TASK DETAILS »
Extract the text of each entry below exactly, leaving every image behind.

Dataset excerpt »
-.-.-
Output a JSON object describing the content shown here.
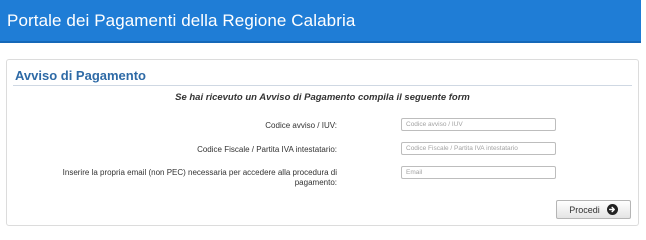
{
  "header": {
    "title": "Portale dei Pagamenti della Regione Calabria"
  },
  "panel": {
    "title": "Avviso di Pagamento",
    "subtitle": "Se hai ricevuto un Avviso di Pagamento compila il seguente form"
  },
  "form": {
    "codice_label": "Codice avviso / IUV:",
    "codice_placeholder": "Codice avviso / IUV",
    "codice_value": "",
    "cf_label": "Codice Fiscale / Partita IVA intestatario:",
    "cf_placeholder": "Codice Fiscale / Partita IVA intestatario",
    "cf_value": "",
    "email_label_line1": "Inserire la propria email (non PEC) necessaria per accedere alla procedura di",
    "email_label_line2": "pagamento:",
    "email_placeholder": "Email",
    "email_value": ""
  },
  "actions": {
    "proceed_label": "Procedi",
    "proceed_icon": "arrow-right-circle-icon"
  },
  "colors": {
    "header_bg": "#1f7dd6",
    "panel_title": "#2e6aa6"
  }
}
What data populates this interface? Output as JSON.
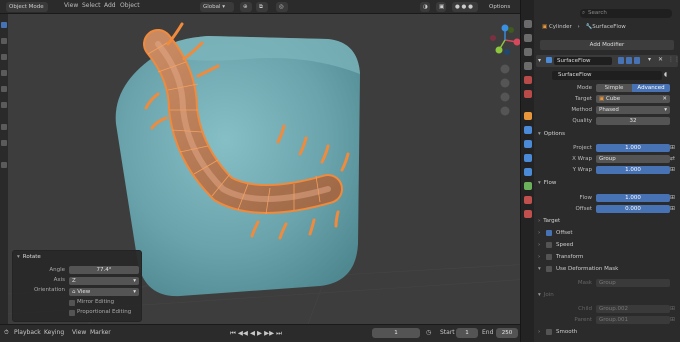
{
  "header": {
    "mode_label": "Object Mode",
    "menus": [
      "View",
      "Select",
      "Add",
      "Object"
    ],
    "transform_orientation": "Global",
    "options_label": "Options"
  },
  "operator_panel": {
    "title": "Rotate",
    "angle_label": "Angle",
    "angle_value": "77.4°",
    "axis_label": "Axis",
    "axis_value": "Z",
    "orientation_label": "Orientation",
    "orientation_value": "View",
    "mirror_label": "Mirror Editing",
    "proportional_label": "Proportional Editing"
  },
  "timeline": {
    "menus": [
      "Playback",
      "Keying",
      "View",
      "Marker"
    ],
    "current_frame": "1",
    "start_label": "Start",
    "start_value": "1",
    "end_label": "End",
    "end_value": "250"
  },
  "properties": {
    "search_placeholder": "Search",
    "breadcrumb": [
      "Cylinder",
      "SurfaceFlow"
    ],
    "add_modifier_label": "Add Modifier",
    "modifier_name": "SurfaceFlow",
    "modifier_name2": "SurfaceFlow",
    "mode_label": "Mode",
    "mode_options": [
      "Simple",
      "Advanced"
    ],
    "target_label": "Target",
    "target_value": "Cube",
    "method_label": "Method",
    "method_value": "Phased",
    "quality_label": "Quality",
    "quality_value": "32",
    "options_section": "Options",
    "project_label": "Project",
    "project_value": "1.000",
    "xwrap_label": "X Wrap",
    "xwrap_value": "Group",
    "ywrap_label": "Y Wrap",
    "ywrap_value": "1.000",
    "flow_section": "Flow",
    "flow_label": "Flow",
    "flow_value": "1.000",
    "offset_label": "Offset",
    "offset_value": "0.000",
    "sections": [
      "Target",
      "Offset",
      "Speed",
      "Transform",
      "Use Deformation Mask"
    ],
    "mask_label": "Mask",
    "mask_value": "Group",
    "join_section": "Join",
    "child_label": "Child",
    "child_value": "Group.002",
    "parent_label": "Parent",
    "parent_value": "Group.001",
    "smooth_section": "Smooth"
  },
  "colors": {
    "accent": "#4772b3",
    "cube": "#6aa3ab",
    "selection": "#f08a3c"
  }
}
-.-.-
WRITTEN SOLUTION »
Output a JSON object describing the content shown here.
{
  "header": {
    "title": "Portale dei Pagamenti della Regione Calabria"
  },
  "panel": {
    "title": "Avviso di Pagamento",
    "subtitle": "Se hai ricevuto un Avviso di Pagamento compila il seguente form"
  },
  "form": {
    "codice_label": "Codice avviso / IUV:",
    "codice_placeholder": "Codice avviso / IUV",
    "codice_value": "",
    "cf_label": "Codice Fiscale / Partita IVA intestatario:",
    "cf_placeholder": "Codice Fiscale / Partita IVA intestatario",
    "cf_value": "",
    "email_label_line1": "Inserire la propria email (non PEC) necessaria per accedere alla procedura di",
    "email_label_line2": "pagamento:",
    "email_placeholder": "Email",
    "email_value": ""
  },
  "actions": {
    "proceed_label": "Procedi",
    "proceed_icon": "arrow-right-circle-icon"
  },
  "colors": {
    "header_bg": "#1f7dd6",
    "panel_title": "#2e6aa6"
  }
}
What data populates this interface? Output as JSON.
{
  "header": {
    "mode_label": "Object Mode",
    "menus": [
      "View",
      "Select",
      "Add",
      "Object"
    ],
    "transform_orientation": "Global",
    "options_label": "Options"
  },
  "operator_panel": {
    "title": "Rotate",
    "angle_label": "Angle",
    "angle_value": "77.4°",
    "axis_label": "Axis",
    "axis_value": "Z",
    "orientation_label": "Orientation",
    "orientation_value": "View",
    "mirror_label": "Mirror Editing",
    "proportional_label": "Proportional Editing"
  },
  "timeline": {
    "menus": [
      "Playback",
      "Keying",
      "View",
      "Marker"
    ],
    "current_frame": "1",
    "start_label": "Start",
    "start_value": "1",
    "end_label": "End",
    "end_value": "250"
  },
  "properties": {
    "search_placeholder": "Search",
    "breadcrumb": [
      "Cylinder",
      "SurfaceFlow"
    ],
    "add_modifier_label": "Add Modifier",
    "modifier_name": "SurfaceFlow",
    "modifier_name2": "SurfaceFlow",
    "mode_label": "Mode",
    "mode_options": [
      "Simple",
      "Advanced"
    ],
    "target_label": "Target",
    "target_value": "Cube",
    "method_label": "Method",
    "method_value": "Phased",
    "quality_label": "Quality",
    "quality_value": "32",
    "options_section": "Options",
    "project_label": "Project",
    "project_value": "1.000",
    "xwrap_label": "X Wrap",
    "xwrap_value": "Group",
    "ywrap_label": "Y Wrap",
    "ywrap_value": "1.000",
    "flow_section": "Flow",
    "flow_label": "Flow",
    "flow_value": "1.000",
    "offset_label": "Offset",
    "offset_value": "0.000",
    "sections": [
      "Target",
      "Offset",
      "Speed",
      "Transform",
      "Use Deformation Mask"
    ],
    "mask_label": "Mask",
    "mask_value": "Group",
    "join_section": "Join",
    "child_label": "Child",
    "child_value": "Group.002",
    "parent_label": "Parent",
    "parent_value": "Group.001",
    "smooth_section": "Smooth"
  },
  "colors": {
    "accent": "#4772b3",
    "cube": "#6aa3ab",
    "selection": "#f08a3c"
  }
}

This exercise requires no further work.